— WHAT THIS TASK INVOLVES —
Every line holding the string "Tyre" should be gathered.

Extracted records
>>>>>

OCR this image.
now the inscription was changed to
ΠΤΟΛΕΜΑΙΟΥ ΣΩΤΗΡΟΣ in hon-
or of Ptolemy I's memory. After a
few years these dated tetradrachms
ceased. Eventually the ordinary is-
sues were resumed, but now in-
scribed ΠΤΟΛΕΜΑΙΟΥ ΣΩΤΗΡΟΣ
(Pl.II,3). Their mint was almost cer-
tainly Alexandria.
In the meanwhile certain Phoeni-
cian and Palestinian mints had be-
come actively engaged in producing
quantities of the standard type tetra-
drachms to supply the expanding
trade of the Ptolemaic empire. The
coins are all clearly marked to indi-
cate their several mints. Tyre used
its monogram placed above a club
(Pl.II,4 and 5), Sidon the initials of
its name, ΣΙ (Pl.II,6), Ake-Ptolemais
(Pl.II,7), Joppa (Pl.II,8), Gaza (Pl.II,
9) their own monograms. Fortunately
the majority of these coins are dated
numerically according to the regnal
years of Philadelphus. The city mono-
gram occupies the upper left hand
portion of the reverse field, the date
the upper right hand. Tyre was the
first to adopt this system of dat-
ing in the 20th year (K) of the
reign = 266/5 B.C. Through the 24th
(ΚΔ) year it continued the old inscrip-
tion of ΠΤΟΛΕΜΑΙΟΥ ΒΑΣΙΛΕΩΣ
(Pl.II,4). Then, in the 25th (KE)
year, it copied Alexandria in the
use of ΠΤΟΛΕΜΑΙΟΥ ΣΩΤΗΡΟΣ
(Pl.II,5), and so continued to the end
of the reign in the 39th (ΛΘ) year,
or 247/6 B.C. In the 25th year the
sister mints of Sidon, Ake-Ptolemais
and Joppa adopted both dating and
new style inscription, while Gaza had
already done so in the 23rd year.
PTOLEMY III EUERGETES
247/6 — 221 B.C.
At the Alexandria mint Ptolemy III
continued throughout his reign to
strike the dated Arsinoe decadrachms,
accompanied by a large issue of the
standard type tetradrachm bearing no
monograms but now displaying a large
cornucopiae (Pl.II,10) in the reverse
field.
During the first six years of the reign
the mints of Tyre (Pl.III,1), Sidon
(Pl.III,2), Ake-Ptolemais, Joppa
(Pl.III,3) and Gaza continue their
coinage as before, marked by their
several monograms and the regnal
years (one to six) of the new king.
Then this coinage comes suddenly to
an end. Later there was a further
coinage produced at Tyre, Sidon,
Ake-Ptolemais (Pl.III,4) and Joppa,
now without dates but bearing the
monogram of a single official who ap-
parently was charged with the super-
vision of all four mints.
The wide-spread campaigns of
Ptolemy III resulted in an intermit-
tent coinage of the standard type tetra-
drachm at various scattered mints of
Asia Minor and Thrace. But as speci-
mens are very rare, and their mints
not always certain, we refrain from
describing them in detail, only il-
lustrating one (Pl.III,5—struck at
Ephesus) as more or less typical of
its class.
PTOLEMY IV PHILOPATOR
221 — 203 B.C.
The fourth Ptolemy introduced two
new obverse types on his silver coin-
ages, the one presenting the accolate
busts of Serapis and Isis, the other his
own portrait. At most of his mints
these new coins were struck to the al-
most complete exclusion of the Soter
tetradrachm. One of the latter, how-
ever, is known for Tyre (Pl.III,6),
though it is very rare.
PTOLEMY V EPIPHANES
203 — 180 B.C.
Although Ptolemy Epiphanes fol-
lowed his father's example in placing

<<<<<

— OUTPUT BELOW —
cate their several mints. Tyre used
the upper right hand. Tyre was the
the mints of Tyre (Pl.III,1), Sidon
coinage produced at Tyre, Sidon,
ever, is known for Tyre (Pl.III,6),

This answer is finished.